··· PAGE ···
Japan’s leading rating agency assigned Adani Ports and Special Economic Zone Ltd. (APSEZ) a A- (Stable) rating, representing a rare breach of the sovereign threshold by an Indian corporate by an international rating agency.

Moreover, Adani Green Energy Ltd. (AGEL) and Adani Energy Solutions Ltd. (AESL) have each been rated BBB+ (Stable). These ratings are at par with India’s sovereign rating of BBB+.

“These landmark ratings reflect the Adani Group’s commitment to disciplined financial management, strengthening balance sheet fundamentals, and world-class execution across our diversified infrastructure platform,” said Jugeshinder Singh, Group CFO, Adani Group.

“They reaffirm the depth and resilience of our business model and reflect the confidence global lenders, institutional investors, and capital markets place in our long-term strategy. This endorsement further strengthens our position as a leading partner in India’s infrastructure buildout and reinforces our commitment to delivering sustainable, high-quality growth,” Singh added.

Adani Ports’ strong rating underlines its strong credit profile, diversified asset base, and resilient cash-flow generation, and places it among a select group of Indian infrastructure companies to achieve an above-sovereign rating from a leading international rating agency.

The ratings also mark one of the first instances of Indian infrastructure platforms being assessed by JCRA at these levels, highlighting the Adani Group’s growing engagement with global rating agencies and its increasing alignment with international credit benchmarks.

APSEZ’s creditworthiness is at par with its subsidiary group, said the ratings agency, citing its superior infrastructure capabilities, consistently strong profitability, stable long-term cash flows, and prudent financial management — positioning the company above India’s sovereign foreign-currency rating, though capped by the country ceiling.

It continues to reinforce its leadership through a diversified portfolio of 15 domestic and 4 international ports, handling nearly 30 per cent of India’s cargo and 50 per cent of container volumes, supported by a comprehensive four-segment integrated logistics platform spanning ports, SEZs, logistics, and marine services.
··· SUPPLIED INFORMATION ···
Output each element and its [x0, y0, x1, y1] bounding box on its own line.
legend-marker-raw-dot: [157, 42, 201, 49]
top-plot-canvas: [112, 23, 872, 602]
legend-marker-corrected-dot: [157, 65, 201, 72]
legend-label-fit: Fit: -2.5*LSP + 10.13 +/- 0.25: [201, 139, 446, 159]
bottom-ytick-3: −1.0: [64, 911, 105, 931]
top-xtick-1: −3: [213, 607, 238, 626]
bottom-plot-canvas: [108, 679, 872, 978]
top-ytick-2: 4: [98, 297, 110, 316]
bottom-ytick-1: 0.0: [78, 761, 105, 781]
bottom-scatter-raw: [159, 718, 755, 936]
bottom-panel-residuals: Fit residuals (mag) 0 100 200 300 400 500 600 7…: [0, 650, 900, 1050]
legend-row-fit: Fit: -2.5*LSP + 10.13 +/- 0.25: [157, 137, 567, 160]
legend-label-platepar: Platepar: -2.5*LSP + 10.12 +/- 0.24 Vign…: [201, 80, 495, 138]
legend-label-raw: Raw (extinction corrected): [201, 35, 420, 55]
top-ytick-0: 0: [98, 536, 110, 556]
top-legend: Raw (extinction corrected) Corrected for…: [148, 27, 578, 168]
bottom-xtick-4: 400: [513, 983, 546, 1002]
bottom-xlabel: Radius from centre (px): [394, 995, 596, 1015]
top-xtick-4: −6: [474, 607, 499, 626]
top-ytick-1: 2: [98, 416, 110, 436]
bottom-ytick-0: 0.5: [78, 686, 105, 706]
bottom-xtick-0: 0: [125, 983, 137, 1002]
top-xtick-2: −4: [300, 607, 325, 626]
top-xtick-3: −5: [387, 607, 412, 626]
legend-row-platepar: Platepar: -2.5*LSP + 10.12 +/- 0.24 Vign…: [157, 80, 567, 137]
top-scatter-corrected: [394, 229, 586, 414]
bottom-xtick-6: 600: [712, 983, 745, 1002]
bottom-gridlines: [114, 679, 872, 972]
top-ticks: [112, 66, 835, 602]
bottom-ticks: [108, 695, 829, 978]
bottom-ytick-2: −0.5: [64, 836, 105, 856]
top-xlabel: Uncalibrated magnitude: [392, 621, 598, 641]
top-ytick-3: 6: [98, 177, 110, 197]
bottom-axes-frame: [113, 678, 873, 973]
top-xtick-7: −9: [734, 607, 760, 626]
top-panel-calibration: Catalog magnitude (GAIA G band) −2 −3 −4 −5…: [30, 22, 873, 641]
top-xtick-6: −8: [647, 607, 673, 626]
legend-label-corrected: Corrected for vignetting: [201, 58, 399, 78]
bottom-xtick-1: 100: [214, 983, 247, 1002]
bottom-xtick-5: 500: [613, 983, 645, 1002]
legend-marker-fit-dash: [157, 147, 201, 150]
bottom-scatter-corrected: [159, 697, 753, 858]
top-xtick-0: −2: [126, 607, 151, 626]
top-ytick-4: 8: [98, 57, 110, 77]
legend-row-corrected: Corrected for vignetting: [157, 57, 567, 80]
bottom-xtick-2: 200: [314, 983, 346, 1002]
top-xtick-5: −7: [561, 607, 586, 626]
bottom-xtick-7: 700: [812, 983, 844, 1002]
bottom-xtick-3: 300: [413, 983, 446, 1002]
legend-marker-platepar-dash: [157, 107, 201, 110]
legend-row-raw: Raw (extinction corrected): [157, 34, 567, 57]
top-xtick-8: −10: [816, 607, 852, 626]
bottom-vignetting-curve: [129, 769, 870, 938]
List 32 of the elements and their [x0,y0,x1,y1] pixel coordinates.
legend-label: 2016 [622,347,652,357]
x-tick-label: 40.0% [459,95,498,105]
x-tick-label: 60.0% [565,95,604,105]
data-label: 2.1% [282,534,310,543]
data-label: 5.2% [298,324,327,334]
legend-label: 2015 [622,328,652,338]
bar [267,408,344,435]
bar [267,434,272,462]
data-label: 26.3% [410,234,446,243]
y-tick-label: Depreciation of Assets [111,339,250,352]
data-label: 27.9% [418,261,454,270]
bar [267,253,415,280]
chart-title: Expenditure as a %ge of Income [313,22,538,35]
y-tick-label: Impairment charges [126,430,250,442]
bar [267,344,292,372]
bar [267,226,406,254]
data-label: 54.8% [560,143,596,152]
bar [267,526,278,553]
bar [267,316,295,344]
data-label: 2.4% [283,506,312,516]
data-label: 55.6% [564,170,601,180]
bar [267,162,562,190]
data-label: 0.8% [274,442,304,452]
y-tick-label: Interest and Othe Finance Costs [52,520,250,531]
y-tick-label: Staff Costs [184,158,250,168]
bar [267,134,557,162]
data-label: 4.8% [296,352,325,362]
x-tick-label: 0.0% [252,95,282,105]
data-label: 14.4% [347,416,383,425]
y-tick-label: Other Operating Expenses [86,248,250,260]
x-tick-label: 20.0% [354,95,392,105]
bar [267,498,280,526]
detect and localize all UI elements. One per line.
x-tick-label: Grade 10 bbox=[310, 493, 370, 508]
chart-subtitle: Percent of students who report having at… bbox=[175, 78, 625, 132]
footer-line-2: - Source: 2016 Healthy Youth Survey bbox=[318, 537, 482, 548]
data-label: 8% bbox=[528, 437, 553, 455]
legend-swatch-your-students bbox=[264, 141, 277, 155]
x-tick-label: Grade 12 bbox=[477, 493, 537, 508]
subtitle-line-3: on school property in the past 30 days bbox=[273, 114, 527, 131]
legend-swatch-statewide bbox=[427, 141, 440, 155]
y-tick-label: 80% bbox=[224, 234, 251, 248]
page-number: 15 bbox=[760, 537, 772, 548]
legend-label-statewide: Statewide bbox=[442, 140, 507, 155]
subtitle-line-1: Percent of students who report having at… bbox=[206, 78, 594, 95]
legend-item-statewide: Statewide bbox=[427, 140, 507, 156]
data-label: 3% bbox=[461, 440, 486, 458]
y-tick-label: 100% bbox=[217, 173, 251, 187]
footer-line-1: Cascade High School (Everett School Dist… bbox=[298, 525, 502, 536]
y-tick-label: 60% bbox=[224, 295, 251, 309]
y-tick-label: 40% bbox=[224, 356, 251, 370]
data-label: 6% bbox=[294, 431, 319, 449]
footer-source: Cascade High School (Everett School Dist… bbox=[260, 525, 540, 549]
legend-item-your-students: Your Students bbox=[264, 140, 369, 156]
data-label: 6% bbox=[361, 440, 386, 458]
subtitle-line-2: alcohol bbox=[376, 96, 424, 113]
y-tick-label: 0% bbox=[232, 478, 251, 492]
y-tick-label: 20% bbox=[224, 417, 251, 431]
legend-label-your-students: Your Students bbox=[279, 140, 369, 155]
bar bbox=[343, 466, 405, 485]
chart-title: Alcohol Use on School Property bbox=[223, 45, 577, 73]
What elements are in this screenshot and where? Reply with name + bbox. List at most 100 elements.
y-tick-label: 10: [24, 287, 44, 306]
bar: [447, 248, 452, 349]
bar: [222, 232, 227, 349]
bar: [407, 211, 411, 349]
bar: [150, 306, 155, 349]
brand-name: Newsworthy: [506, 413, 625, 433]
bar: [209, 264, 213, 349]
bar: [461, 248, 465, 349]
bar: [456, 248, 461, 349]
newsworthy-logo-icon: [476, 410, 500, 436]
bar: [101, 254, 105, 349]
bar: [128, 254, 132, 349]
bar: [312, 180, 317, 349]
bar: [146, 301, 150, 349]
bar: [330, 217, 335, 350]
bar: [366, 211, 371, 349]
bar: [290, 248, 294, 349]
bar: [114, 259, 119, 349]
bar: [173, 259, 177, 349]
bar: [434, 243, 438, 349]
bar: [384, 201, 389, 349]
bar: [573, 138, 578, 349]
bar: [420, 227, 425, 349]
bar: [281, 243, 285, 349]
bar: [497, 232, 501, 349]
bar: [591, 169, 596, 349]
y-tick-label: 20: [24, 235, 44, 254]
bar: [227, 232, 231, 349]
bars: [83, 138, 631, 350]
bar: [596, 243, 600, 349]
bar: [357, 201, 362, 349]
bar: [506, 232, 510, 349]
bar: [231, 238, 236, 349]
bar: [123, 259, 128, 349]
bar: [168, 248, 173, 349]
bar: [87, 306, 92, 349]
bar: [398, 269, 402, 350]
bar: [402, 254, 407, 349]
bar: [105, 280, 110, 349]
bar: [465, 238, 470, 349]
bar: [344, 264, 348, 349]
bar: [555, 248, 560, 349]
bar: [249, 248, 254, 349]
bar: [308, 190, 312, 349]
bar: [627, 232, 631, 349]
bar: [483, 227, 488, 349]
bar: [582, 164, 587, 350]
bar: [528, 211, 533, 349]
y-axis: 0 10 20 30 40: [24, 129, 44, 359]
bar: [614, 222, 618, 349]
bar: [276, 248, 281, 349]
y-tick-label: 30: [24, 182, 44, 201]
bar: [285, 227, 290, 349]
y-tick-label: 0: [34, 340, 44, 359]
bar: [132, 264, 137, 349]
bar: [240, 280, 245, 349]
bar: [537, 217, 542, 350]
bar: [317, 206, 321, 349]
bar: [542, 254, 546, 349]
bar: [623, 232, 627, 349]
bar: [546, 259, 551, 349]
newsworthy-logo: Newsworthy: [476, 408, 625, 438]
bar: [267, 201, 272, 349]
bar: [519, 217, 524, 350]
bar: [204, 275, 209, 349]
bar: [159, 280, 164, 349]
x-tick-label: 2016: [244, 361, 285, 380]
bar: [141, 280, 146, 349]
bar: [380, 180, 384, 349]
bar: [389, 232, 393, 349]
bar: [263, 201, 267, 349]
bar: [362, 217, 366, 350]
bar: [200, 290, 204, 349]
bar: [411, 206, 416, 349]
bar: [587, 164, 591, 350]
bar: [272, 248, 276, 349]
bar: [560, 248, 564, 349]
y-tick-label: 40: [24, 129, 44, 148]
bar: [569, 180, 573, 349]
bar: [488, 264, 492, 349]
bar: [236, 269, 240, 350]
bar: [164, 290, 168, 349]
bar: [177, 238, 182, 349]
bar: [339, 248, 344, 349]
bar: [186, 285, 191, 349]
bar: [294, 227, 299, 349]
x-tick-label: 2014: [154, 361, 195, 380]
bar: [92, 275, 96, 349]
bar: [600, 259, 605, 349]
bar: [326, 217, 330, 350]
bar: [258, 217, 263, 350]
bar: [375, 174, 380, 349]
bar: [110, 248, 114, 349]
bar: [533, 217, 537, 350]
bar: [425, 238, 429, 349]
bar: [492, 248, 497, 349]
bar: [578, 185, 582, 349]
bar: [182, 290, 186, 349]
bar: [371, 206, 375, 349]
···
PROBLEM REQUIREMENTS
Can you carry on the article about the Adani Group's new credit ratings from where it stops?

EXPECTED ANSWER
Adani Ports delivered rapid EBITDA expansion — from Rs 7,566 crore in FY20 to Rs 19,025 crore in FY25, and Rs 11,046 crore in H1 FY26 — while maintaining a conservative 1.8x net-debt-to-EBITDA, long-tenor funding structure, and strong liquidity position.

On the other hand, AESL continues to strengthen India’s energy backbone through rapid expansion in transmission, distribution, smart metering, and cooling solutions — backed by stable, regulated cash flows and strong governance that support its consolidated credit profile, said the ratings agency.

“With a fast-growing network of 26,705 ckm of transmission lines, 97,236 MVA capacity, award-winning distribution reliability, and a rapidly expanding 7.37 million-meter smart metering portfolio, AESL is delivering far superior growth to the sector and redefining benchmarks in efficiency, customer service, and operational performance,” it noted.

With over 16.7 GW of operational capacity as of September 2025 and more than 90 per cent of EBITDA generated from renewables, AGEL has rapidly expanded from just 2.5 GW in FY20 — supported by best-in-class development, superior plant load factors, cost efficiency, and advanced ENOC-driven operations.

“EBITDA growth from Rs 1,855 crore (FY20) to Rs 10,532 crore (FY25) and Rs 6,324 crore in H1 FY26, coupled with improved equity levels, diversified global funding access, and extended 9.4-year average debt maturity, positions AGEL to sustain its ambitious growth pipeline while maintaining financial stability,” said JCRA.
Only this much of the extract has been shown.